- _DATA SHOWN_
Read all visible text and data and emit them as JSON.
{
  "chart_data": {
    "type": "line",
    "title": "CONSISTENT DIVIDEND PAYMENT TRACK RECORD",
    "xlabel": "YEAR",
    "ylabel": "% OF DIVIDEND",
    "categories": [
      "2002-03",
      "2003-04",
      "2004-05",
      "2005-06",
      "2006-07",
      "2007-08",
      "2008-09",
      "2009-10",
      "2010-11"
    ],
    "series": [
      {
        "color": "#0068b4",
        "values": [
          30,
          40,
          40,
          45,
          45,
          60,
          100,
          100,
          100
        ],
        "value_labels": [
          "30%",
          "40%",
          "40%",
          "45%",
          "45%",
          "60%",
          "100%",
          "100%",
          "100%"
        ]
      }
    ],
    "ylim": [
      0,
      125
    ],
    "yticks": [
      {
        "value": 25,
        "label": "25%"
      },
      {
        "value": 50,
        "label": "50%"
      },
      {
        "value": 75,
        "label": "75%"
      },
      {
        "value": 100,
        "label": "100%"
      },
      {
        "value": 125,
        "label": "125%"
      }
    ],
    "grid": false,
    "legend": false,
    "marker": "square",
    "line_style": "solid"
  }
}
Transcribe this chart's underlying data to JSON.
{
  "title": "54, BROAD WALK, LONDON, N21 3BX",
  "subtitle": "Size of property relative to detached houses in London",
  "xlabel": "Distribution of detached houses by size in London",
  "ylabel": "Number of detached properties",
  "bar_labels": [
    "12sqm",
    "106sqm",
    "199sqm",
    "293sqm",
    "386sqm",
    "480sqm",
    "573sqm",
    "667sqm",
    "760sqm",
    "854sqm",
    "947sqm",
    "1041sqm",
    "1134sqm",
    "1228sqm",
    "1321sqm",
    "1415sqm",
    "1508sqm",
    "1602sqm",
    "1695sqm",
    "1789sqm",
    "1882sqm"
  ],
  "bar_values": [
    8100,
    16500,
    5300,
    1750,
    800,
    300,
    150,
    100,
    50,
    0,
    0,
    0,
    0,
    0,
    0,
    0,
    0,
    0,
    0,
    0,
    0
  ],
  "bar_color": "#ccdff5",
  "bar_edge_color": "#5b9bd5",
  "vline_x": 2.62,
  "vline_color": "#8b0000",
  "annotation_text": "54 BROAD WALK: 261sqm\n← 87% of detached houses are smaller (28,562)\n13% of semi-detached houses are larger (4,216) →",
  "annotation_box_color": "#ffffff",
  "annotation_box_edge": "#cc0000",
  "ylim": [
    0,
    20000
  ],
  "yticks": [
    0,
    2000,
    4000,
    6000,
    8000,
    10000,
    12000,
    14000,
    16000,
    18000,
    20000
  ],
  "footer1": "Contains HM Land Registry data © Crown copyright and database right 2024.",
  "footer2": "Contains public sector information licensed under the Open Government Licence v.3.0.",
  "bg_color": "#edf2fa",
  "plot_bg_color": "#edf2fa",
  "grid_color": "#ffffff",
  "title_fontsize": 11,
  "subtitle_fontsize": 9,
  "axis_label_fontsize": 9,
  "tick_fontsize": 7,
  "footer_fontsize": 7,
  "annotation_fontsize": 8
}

- _EXERCISE DIRECTIONS_
What do the records say? Quote them all exactly.

- _THE SOLUTION_
Read all visible text and data and emit them as JSON.
{
  "chart_data": {
    "type": "line",
    "title": "CONSISTENT DIVIDEND PAYMENT TRACK RECORD",
    "xlabel": "YEAR",
    "ylabel": "% OF DIVIDEND",
    "categories": [
      "2002-03",
      "2003-04",
      "2004-05",
      "2005-06",
      "2006-07",
      "2007-08",
      "2008-09",
      "2009-10",
      "2010-11"
    ],
    "series": [
      {
        "color": "#0068b4",
        "values": [
          30,
          40,
          40,
          45,
          45,
          60,
          100,
          100,
          100
        ],
        "value_labels": [
          "30%",
          "40%",
          "40%",
          "45%",
          "45%",
          "60%",
          "100%",
          "100%",
          "100%"
        ]
      }
    ],
    "ylim": [
      0,
      125
    ],
    "yticks": [
      {
        "value": 25,
        "label": "25%"
      },
      {
        "value": 50,
        "label": "50%"
      },
      {
        "value": 75,
        "label": "75%"
      },
      {
        "value": 100,
        "label": "100%"
      },
      {
        "value": 125,
        "label": "125%"
      }
    ],
    "grid": false,
    "legend": false,
    "marker": "square",
    "line_style": "solid"
  }
}
Transcribe this chart's underlying data to JSON.
{
  "title": "54, BROAD WALK, LONDON, N21 3BX",
  "subtitle": "Size of property relative to detached houses in London",
  "xlabel": "Distribution of detached houses by size in London",
  "ylabel": "Number of detached properties",
  "bar_labels": [
    "12sqm",
    "106sqm",
    "199sqm",
    "293sqm",
    "386sqm",
    "480sqm",
    "573sqm",
    "667sqm",
    "760sqm",
    "854sqm",
    "947sqm",
    "1041sqm",
    "1134sqm",
    "1228sqm",
    "1321sqm",
    "1415sqm",
    "1508sqm",
    "1602sqm",
    "1695sqm",
    "1789sqm",
    "1882sqm"
  ],
  "bar_values": [
    8100,
    16500,
    5300,
    1750,
    800,
    300,
    150,
    100,
    50,
    0,
    0,
    0,
    0,
    0,
    0,
    0,
    0,
    0,
    0,
    0,
    0
  ],
  "bar_color": "#ccdff5",
  "bar_edge_color": "#5b9bd5",
  "vline_x": 2.62,
  "vline_color": "#8b0000",
  "annotation_text": "54 BROAD WALK: 261sqm\n← 87% of detached houses are smaller (28,562)\n13% of semi-detached houses are larger (4,216) →",
  "annotation_box_color": "#ffffff",
  "annotation_box_edge": "#cc0000",
  "ylim": [
    0,
    20000
  ],
  "yticks": [
    0,
    2000,
    4000,
    6000,
    8000,
    10000,
    12000,
    14000,
    16000,
    18000,
    20000
  ],
  "footer1": "Contains HM Land Registry data © Crown copyright and database right 2024.",
  "footer2": "Contains public sector information licensed under the Open Government Licence v.3.0.",
  "bg_color": "#edf2fa",
  "plot_bg_color": "#edf2fa",
  "grid_color": "#ffffff",
  "title_fontsize": 11,
  "subtitle_fontsize": 9,
  "axis_label_fontsize": 9,
  "tick_fontsize": 7,
  "footer_fontsize": 7,
  "annotation_fontsize": 8
}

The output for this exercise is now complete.